┌──
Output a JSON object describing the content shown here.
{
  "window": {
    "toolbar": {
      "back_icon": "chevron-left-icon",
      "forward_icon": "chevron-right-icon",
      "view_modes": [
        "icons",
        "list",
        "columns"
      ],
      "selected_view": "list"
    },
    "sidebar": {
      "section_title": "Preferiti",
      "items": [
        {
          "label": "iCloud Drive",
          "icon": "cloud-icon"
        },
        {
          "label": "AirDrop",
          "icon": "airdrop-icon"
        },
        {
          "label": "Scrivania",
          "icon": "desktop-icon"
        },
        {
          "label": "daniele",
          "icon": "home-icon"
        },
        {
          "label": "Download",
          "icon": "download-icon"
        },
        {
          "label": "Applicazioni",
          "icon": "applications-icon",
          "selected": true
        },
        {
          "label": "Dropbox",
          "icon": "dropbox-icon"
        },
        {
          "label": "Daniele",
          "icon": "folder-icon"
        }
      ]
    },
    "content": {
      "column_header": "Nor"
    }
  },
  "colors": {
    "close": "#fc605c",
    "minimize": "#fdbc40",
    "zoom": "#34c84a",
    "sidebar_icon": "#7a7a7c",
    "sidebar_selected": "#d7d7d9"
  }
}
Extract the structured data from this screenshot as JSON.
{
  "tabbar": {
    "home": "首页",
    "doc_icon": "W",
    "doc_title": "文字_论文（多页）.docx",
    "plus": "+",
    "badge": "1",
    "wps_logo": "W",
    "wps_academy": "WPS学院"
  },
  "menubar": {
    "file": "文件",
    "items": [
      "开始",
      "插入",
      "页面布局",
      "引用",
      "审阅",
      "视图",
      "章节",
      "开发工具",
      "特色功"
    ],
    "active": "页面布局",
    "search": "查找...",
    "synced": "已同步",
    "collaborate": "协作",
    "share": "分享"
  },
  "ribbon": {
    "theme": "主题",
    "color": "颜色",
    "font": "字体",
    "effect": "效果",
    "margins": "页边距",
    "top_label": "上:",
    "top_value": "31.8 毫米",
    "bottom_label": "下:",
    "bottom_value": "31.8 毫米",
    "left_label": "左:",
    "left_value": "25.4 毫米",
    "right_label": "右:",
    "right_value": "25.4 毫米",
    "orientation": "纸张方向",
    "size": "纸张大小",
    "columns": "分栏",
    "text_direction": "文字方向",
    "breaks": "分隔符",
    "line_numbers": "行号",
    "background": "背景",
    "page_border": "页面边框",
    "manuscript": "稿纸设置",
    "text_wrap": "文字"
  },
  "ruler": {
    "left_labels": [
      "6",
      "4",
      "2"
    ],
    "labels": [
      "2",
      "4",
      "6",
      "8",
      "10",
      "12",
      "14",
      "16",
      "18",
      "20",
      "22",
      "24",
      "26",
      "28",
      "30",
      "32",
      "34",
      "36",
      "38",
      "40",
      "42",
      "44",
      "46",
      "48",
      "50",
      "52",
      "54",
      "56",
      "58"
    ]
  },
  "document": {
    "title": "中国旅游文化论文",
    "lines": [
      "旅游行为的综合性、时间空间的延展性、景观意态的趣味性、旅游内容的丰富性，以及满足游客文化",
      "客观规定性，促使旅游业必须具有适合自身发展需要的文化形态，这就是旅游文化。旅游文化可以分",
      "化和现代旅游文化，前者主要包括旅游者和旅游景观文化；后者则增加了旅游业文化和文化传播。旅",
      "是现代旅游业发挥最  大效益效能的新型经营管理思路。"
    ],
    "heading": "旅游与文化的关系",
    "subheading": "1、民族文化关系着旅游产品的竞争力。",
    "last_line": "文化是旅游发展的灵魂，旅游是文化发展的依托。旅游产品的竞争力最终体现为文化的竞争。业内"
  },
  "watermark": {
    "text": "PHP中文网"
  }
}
└──
┌──
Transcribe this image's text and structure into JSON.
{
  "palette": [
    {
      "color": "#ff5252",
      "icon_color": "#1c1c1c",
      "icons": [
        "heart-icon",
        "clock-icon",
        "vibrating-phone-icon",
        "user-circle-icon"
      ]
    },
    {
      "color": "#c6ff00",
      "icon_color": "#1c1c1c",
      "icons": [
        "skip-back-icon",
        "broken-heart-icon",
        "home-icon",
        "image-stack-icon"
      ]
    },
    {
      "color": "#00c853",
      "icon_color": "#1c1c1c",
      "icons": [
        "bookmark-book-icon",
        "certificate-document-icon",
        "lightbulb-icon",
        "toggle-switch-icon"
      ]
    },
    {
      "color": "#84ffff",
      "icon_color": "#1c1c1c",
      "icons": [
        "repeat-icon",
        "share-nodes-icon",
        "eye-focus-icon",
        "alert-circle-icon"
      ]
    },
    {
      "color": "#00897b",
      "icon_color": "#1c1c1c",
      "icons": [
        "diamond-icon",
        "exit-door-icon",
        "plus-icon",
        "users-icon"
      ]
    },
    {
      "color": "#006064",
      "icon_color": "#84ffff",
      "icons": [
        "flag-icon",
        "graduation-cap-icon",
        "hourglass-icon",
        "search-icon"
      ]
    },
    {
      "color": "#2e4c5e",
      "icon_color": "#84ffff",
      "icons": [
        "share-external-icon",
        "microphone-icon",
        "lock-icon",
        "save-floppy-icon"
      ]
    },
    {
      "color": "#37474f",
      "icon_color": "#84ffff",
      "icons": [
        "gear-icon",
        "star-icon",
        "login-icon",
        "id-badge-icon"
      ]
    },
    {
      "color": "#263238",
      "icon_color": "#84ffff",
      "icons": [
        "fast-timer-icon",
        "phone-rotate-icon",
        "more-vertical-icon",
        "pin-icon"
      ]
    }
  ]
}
└──
┌──
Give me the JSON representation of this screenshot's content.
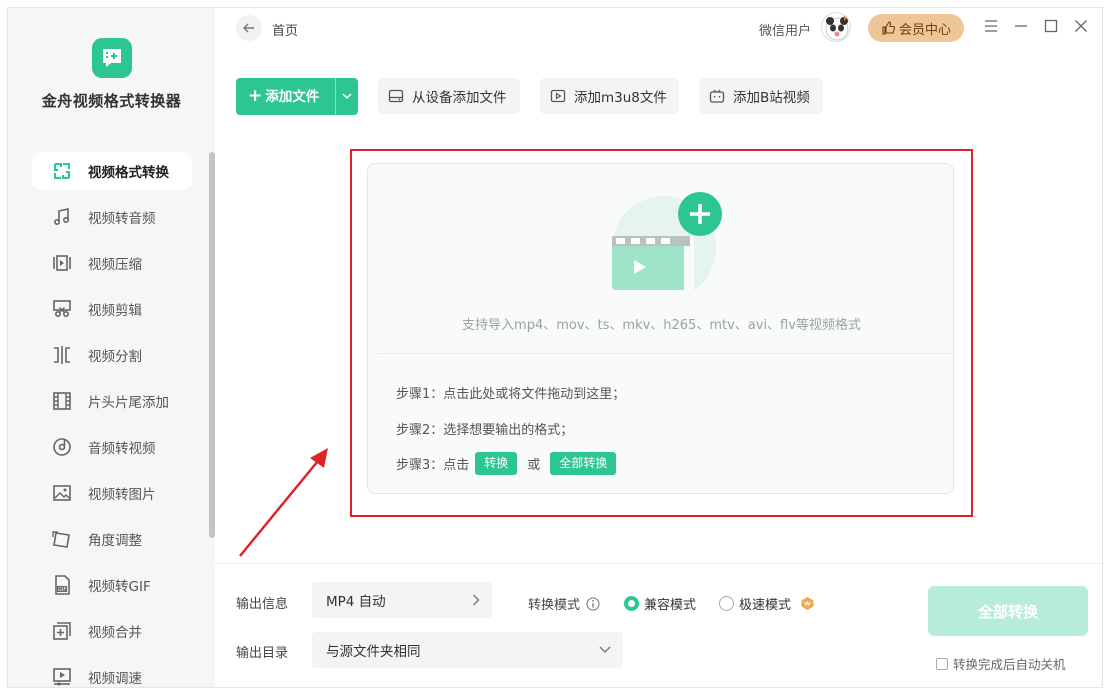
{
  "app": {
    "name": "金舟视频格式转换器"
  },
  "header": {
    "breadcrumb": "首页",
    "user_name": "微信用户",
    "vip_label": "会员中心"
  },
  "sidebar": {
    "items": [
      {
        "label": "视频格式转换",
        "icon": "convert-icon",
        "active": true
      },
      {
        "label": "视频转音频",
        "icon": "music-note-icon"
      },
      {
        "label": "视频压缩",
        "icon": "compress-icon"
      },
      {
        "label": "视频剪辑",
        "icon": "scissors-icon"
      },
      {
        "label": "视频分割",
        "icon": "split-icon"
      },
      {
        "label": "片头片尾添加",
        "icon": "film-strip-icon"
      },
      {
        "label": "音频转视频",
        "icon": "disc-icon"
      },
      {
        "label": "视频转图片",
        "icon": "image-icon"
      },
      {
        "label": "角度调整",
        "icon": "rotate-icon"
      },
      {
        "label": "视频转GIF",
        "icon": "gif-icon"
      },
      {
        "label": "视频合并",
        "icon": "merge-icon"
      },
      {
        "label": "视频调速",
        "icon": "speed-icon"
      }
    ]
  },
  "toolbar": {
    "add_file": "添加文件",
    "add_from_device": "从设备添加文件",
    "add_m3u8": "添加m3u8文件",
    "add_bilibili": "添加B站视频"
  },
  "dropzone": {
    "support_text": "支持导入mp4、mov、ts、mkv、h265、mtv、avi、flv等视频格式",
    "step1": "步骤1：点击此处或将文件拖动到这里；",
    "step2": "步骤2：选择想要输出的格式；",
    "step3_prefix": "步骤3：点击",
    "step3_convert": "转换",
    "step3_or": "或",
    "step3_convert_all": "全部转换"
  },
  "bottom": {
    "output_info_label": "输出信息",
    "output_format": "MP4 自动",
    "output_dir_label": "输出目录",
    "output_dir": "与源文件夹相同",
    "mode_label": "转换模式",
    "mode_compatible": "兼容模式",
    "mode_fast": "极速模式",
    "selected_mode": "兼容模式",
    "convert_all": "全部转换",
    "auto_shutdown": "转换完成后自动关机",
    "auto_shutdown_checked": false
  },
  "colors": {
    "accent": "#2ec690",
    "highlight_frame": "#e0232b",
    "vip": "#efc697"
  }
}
└──
Where a line in the material above holds "兼容模式", copy that line.

EXERCISE RESULT →
    "mode_compatible": "兼容模式",
    "selected_mode": "兼容模式",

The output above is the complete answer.